## WORK REQUIRED
Your task is to transcribe all the entries exactly, excluding pictures.

■ ■ ■ ■ ■

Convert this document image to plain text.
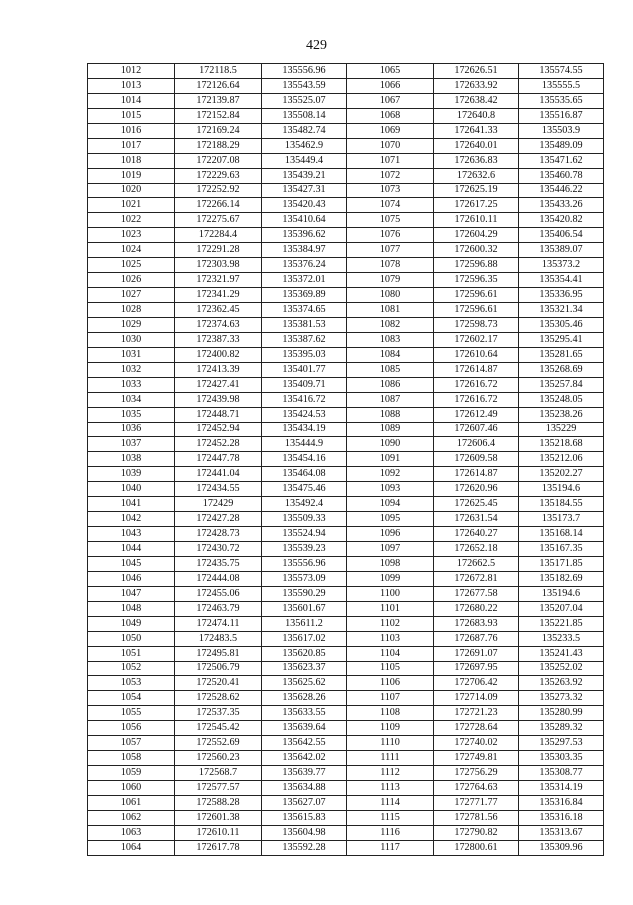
429
1012	172118.5	135556.96	1065	172626.51	135574.55
1013	172126.64	135543.59	1066	172633.92	135555.5
1014	172139.87	135525.07	1067	172638.42	135535.65
1015	172152.84	135508.14	1068	172640.8	135516.87
1016	172169.24	135482.74	1069	172641.33	135503.9
1017	172188.29	135462.9	1070	172640.01	135489.09
1018	172207.08	135449.4	1071	172636.83	135471.62
1019	172229.63	135439.21	1072	172632.6	135460.78
1020	172252.92	135427.31	1073	172625.19	135446.22
1021	172266.14	135420.43	1074	172617.25	135433.26
1022	172275.67	135410.64	1075	172610.11	135420.82
1023	172284.4	135396.62	1076	172604.29	135406.54
1024	172291.28	135384.97	1077	172600.32	135389.07
1025	172303.98	135376.24	1078	172596.88	135373.2
1026	172321.97	135372.01	1079	172596.35	135354.41
1027	172341.29	135369.89	1080	172596.61	135336.95
1028	172362.45	135374.65	1081	172596.61	135321.34
1029	172374.63	135381.53	1082	172598.73	135305.46
1030	172387.33	135387.62	1083	172602.17	135295.41
1031	172400.82	135395.03	1084	172610.64	135281.65
1032	172413.39	135401.77	1085	172614.87	135268.69
1033	172427.41	135409.71	1086	172616.72	135257.84
1034	172439.98	135416.72	1087	172616.72	135248.05
1035	172448.71	135424.53	1088	172612.49	135238.26
1036	172452.94	135434.19	1089	172607.46	135229
1037	172452.28	135444.9	1090	172606.4	135218.68
1038	172447.78	135454.16	1091	172609.58	135212.06
1039	172441.04	135464.08	1092	172614.87	135202.27
1040	172434.55	135475.46	1093	172620.96	135194.6
1041	172429	135492.4	1094	172625.45	135184.55
1042	172427.28	135509.33	1095	172631.54	135173.7
1043	172428.73	135524.94	1096	172640.27	135168.14
1044	172430.72	135539.23	1097	172652.18	135167.35
1045	172435.75	135556.96	1098	172662.5	135171.85
1046	172444.08	135573.09	1099	172672.81	135182.69
1047	172455.06	135590.29	1100	172677.58	135194.6
1048	172463.79	135601.67	1101	172680.22	135207.04
1049	172474.11	135611.2	1102	172683.93	135221.85
1050	172483.5	135617.02	1103	172687.76	135233.5
1051	172495.81	135620.85	1104	172691.07	135241.43
1052	172506.79	135623.37	1105	172697.95	135252.02
1053	172520.41	135625.62	1106	172706.42	135263.92
1054	172528.62	135628.26	1107	172714.09	135273.32
1055	172537.35	135633.55	1108	172721.23	135280.99
1056	172545.42	135639.64	1109	172728.64	135289.32
1057	172552.69	135642.55	1110	172740.02	135297.53
1058	172560.23	135642.02	1111	172749.81	135303.35
1059	172568.7	135639.77	1112	172756.29	135308.77
1060	172577.57	135634.88	1113	172764.63	135314.19
1061	172588.28	135627.07	1114	172771.77	135316.84
1062	172601.38	135615.83	1115	172781.56	135316.18
1063	172610.11	135604.98	1116	172790.82	135313.67
1064	172617.78	135592.28	1117	172800.61	135309.96
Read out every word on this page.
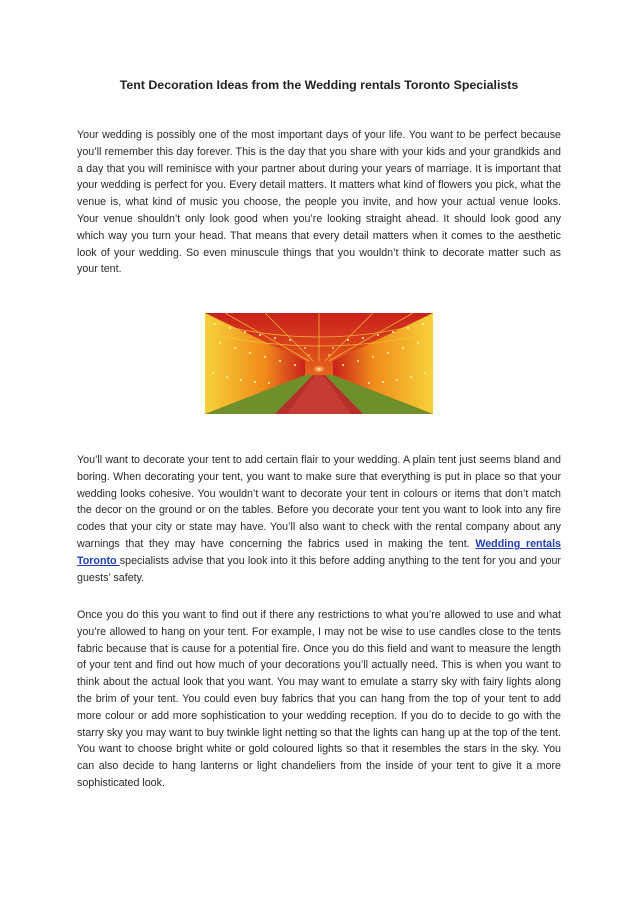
Tent Decoration Ideas from the Wedding rentals Toronto Specialists

Your wedding is possibly one of the most important days of your life. You want to be perfect because you’ll remember this day forever. This is the day that you share with your kids and your grandkids and a day that you will reminisce with your partner about during your years of marriage. It is important that your wedding is perfect for you. Every detail matters. It matters what kind of flowers you pick, what the venue is, what kind of music you choose, the people you invite, and how your actual venue looks. Your venue shouldn’t only look good when you’re looking straight ahead. It should look good any which way you turn your head. That means that every detail matters when it comes to the aesthetic look of your wedding. So even minuscule things that you wouldn’t think to decorate matter such as your tent.

You’ll want to decorate your tent to add certain flair to your wedding. A plain tent just seems bland and boring. When decorating your tent, you want to make sure that everything is put in place so that your wedding looks cohesive. You wouldn’t want to decorate your tent in colours or items that don’t match the decor on the ground or on the tables. Before you decorate your tent you want to look into any fire codes that your city or state may have. You’ll also want to check with the rental company about any warnings that they may have concerning the fabrics used in making the tent. Wedding rentals Toronto specialists advise that you look into it this before adding anything to the tent for you and your guests’ safety.

Once you do this you want to find out if there any restrictions to what you’re allowed to use and what you’re allowed to hang on your tent. For example, I may not be wise to use candles close to the tents fabric because that is cause for a potential fire. Once you do this field and want to measure the length of your tent and find out how much of your decorations you’ll actually need. This is when you want to think about the actual look that you want. You may want to emulate a starry sky with fairy lights along the brim of your tent. You could even buy fabrics that you can hang from the top of your tent to add more colour or add more sophistication to your wedding reception. If you do to decide to go with the starry sky you may want to buy twinkle light netting so that the lights can hang up at the top of the tent. You want to choose bright white or gold coloured lights so that it resembles the stars in the sky. You can also decide to hang lanterns or light chandeliers from the inside of your tent to give it a more sophisticated look.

■ ■ ■ ■ ■

## RESPONSE TO THE TASK
Convert this document image to plain text.
429
1012	172118.5	135556.96	1065	172626.51	135574.55
1013	172126.64	135543.59	1066	172633.92	135555.5
1014	172139.87	135525.07	1067	172638.42	135535.65
1015	172152.84	135508.14	1068	172640.8	135516.87
1016	172169.24	135482.74	1069	172641.33	135503.9
1017	172188.29	135462.9	1070	172640.01	135489.09
1018	172207.08	135449.4	1071	172636.83	135471.62
1019	172229.63	135439.21	1072	172632.6	135460.78
1020	172252.92	135427.31	1073	172625.19	135446.22
1021	172266.14	135420.43	1074	172617.25	135433.26
1022	172275.67	135410.64	1075	172610.11	135420.82
1023	172284.4	135396.62	1076	172604.29	135406.54
1024	172291.28	135384.97	1077	172600.32	135389.07
1025	172303.98	135376.24	1078	172596.88	135373.2
1026	172321.97	135372.01	1079	172596.35	135354.41
1027	172341.29	135369.89	1080	172596.61	135336.95
1028	172362.45	135374.65	1081	172596.61	135321.34
1029	172374.63	135381.53	1082	172598.73	135305.46
1030	172387.33	135387.62	1083	172602.17	135295.41
1031	172400.82	135395.03	1084	172610.64	135281.65
1032	172413.39	135401.77	1085	172614.87	135268.69
1033	172427.41	135409.71	1086	172616.72	135257.84
1034	172439.98	135416.72	1087	172616.72	135248.05
1035	172448.71	135424.53	1088	172612.49	135238.26
1036	172452.94	135434.19	1089	172607.46	135229
1037	172452.28	135444.9	1090	172606.4	135218.68
1038	172447.78	135454.16	1091	172609.58	135212.06
1039	172441.04	135464.08	1092	172614.87	135202.27
1040	172434.55	135475.46	1093	172620.96	135194.6
1041	172429	135492.4	1094	172625.45	135184.55
1042	172427.28	135509.33	1095	172631.54	135173.7
1043	172428.73	135524.94	1096	172640.27	135168.14
1044	172430.72	135539.23	1097	172652.18	135167.35
1045	172435.75	135556.96	1098	172662.5	135171.85
1046	172444.08	135573.09	1099	172672.81	135182.69
1047	172455.06	135590.29	1100	172677.58	135194.6
1048	172463.79	135601.67	1101	172680.22	135207.04
1049	172474.11	135611.2	1102	172683.93	135221.85
1050	172483.5	135617.02	1103	172687.76	135233.5
1051	172495.81	135620.85	1104	172691.07	135241.43
1052	172506.79	135623.37	1105	172697.95	135252.02
1053	172520.41	135625.62	1106	172706.42	135263.92
1054	172528.62	135628.26	1107	172714.09	135273.32
1055	172537.35	135633.55	1108	172721.23	135280.99
1056	172545.42	135639.64	1109	172728.64	135289.32
1057	172552.69	135642.55	1110	172740.02	135297.53
1058	172560.23	135642.02	1111	172749.81	135303.35
1059	172568.7	135639.77	1112	172756.29	135308.77
1060	172577.57	135634.88	1113	172764.63	135314.19
1061	172588.28	135627.07	1114	172771.77	135316.84
1062	172601.38	135615.83	1115	172781.56	135316.18
1063	172610.11	135604.98	1116	172790.82	135313.67
1064	172617.78	135592.28	1117	172800.61	135309.96
Read out every word on this page.
Tent Decoration Ideas from the Wedding rentals Toronto Specialists

Your wedding is possibly one of the most important days of your life. You want to be perfect because you’ll remember this day forever. This is the day that you share with your kids and your grandkids and a day that you will reminisce with your partner about during your years of marriage. It is important that your wedding is perfect for you. Every detail matters. It matters what kind of flowers you pick, what the venue is, what kind of music you choose, the people you invite, and how your actual venue looks. Your venue shouldn’t only look good when you’re looking straight ahead. It should look good any which way you turn your head. That means that every detail matters when it comes to the aesthetic look of your wedding. So even minuscule things that you wouldn’t think to decorate matter such as your tent.

You’ll want to decorate your tent to add certain flair to your wedding. A plain tent just seems bland and boring. When decorating your tent, you want to make sure that everything is put in place so that your wedding looks cohesive. You wouldn’t want to decorate your tent in colours or items that don’t match the decor on the ground or on the tables. Before you decorate your tent you want to look into any fire codes that your city or state may have. You’ll also want to check with the rental company about any warnings that they may have concerning the fabrics used in making the tent. Wedding rentals Toronto specialists advise that you look into it this before adding anything to the tent for you and your guests’ safety.

Once you do this you want to find out if there any restrictions to what you’re allowed to use and what you’re allowed to hang on your tent. For example, I may not be wise to use candles close to the tents fabric because that is cause for a potential fire. Once you do this field and want to measure the length of your tent and find out how much of your decorations you’ll actually need. This is when you want to think about the actual look that you want. You may want to emulate a starry sky with fairy lights along the brim of your tent. You could even buy fabrics that you can hang from the top of your tent to add more colour or add more sophistication to your wedding reception. If you do to decide to go with the starry sky you may want to buy twinkle light netting so that the lights can hang up at the top of the tent. You want to choose bright white or gold coloured lights so that it resembles the stars in the sky. You can also decide to hang lanterns or light chandeliers from the inside of your tent to give it a more sophisticated look.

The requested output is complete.